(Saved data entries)
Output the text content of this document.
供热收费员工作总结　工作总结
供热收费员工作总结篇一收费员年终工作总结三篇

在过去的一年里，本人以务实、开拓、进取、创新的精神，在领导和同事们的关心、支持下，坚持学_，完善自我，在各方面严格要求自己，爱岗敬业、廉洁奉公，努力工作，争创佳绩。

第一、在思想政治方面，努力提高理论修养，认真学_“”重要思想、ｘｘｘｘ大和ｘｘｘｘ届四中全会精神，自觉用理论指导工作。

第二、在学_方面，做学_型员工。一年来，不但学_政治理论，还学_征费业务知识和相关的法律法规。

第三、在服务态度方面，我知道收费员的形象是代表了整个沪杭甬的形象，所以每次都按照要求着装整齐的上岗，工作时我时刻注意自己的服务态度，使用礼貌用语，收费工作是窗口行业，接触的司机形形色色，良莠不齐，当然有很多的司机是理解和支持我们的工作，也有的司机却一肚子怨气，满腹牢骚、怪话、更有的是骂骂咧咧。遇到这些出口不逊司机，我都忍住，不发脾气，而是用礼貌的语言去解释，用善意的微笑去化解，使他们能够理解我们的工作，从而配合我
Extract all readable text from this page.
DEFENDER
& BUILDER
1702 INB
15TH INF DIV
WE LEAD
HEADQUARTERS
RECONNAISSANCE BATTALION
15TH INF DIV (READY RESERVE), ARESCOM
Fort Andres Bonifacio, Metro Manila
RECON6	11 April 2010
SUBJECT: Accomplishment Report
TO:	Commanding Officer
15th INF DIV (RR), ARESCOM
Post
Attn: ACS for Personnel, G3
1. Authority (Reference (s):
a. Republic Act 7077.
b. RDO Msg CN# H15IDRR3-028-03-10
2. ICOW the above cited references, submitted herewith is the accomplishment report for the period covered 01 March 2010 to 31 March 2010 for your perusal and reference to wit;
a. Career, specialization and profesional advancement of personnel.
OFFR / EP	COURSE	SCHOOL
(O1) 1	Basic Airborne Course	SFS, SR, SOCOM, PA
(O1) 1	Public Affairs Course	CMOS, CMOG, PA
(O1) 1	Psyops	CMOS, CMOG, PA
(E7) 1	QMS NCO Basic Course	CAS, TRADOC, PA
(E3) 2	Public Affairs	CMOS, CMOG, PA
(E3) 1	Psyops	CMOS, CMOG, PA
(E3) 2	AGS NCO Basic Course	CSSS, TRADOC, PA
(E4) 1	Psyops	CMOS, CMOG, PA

**Your goal**
Check the records above line by line and tally those holding the string "Affairs". Answer with the number only.

**Final result**
2